>> Start EXTRACTED INFORMATION

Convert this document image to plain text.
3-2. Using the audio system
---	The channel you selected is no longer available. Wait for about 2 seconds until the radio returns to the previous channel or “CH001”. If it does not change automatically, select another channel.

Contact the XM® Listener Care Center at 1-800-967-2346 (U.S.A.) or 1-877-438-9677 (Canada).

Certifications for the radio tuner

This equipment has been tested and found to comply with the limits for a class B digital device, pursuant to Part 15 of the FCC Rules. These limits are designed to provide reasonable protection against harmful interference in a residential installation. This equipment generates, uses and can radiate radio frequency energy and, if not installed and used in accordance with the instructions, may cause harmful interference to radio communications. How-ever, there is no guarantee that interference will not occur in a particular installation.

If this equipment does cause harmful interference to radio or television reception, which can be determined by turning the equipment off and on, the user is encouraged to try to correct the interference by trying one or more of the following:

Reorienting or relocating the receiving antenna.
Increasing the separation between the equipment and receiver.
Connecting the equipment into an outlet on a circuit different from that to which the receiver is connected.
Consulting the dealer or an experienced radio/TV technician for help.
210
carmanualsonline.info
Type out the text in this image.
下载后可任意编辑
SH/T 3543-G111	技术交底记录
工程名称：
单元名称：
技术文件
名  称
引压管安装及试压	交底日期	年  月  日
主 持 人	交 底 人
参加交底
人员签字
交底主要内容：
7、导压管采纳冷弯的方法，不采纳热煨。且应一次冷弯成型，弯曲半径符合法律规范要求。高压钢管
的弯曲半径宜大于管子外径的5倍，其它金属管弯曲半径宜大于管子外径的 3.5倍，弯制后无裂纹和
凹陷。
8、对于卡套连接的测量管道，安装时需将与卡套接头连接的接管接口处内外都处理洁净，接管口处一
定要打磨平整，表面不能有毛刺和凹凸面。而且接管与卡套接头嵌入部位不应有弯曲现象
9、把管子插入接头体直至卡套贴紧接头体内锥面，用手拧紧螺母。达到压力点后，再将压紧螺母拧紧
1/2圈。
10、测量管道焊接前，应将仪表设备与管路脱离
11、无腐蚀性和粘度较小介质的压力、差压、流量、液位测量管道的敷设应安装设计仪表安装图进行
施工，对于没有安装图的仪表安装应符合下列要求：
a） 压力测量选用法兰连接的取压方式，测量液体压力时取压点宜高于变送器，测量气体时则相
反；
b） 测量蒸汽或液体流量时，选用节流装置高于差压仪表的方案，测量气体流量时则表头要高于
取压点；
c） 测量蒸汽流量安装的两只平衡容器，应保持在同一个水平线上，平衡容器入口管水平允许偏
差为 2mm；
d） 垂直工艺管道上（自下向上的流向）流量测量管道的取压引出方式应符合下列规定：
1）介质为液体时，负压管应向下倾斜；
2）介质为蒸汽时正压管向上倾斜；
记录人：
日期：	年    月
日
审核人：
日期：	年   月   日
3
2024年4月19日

>> End EXTRACTED INFORMATION

PROBLEM DESCRIPTION » List each line in the listing that contains the string "receiver".

ANSWER FOR THE TASK »
Increasing the separation between the equipment and receiver.
Connecting the equipment into an outlet on a circuit different from that to which the receiver is connected.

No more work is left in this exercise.